◆ AIM OF THE TASK: Repeat, word for word, the line with "Decode this image" and each one after it to the end. No picture goes into the copy.

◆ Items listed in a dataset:
▼

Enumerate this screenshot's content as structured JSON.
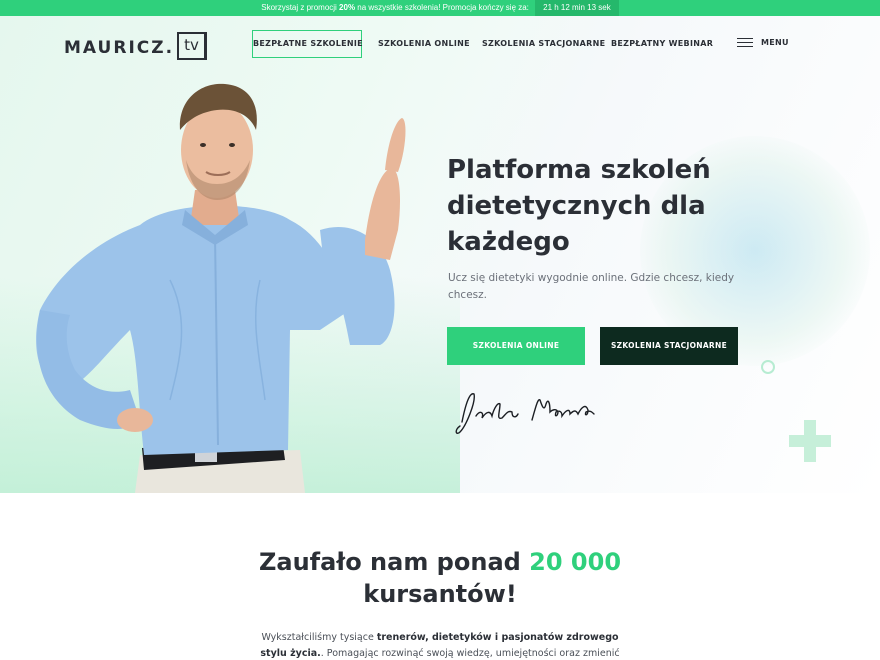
{
  "promo": {
    "text_before": "Skorzystaj z promocji ",
    "discount": "20%",
    "text_after": " na wszystkie szkolenia! Promocja kończy się za:",
    "timer": "21 h 12 min 13 sek"
  },
  "header": {
    "logo_word": "MAURICZ.",
    "logo_tv": "tv",
    "nav": {
      "free_training": "BEZPŁATNE SZKOLENIE",
      "online": "SZKOLENIA  ONLINE",
      "stationary": "SZKOLENIA STACJONARNE",
      "webinar": "BEZPŁATNY WEBINAR",
      "menu": "MENU"
    }
  },
  "hero": {
    "title": "Platforma szkoleń dietetycznych dla każdego",
    "subtitle": "Ucz się dietetyki wygodnie online. Gdzie chcesz, kiedy chcesz.",
    "btn_online": "SZKOLENIA ONLINE",
    "btn_stationary": "SZKOLENIA STACJONARNE"
  },
  "trust": {
    "title_start": "Zaufało nam ponad ",
    "title_number": "20 000",
    "title_end": " kursantów!",
    "text_start": "Wykształciliśmy tysiące ",
    "text_bold": "trenerów, dietetyków i pasjonatów zdrowego stylu życia.",
    "text_end": ". Pomagając rozwinąć swoją wiedzę, umiejętności oraz zmienić swoje"
  },
  "colors": {
    "accent": "#2fd07c",
    "dark_button": "#0d2a1f",
    "text": "#2b2f36"
  }
}
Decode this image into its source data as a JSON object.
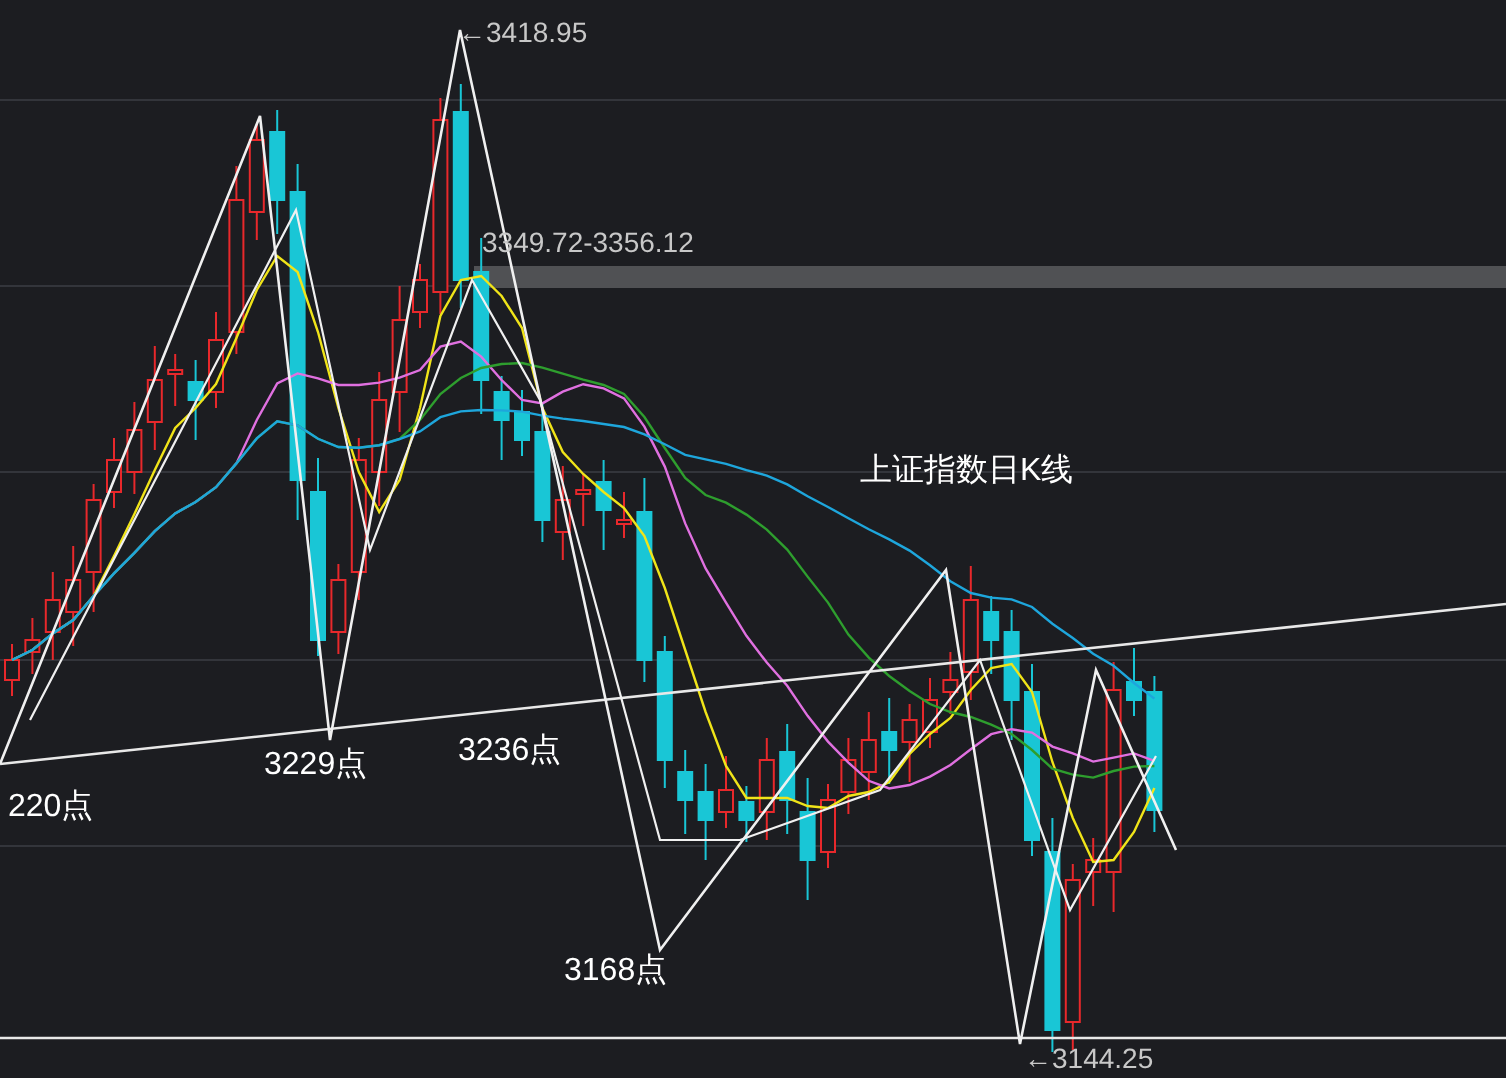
{
  "chart": {
    "title": "上证指数日K线",
    "high_label": "←3418.95",
    "zone_label": "3349.72-3356.12",
    "low_label": "←3144.25",
    "point_labels": [
      "220点",
      "3229点",
      "3236点",
      "3168点"
    ]
  }
}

▲

◆ WRITTEN ANSWER:
Decode this image into its source data as a JSON object.
{
  "chart": {
    "title": "上证指数日K线",
    "high_label": "←3418.95",
    "zone_label": "3349.72-3356.12",
    "low_label": "←3144.25",
    "point_labels": [
      "220点",
      "3229点",
      "3236点",
      "3168点"
    ]
  }
}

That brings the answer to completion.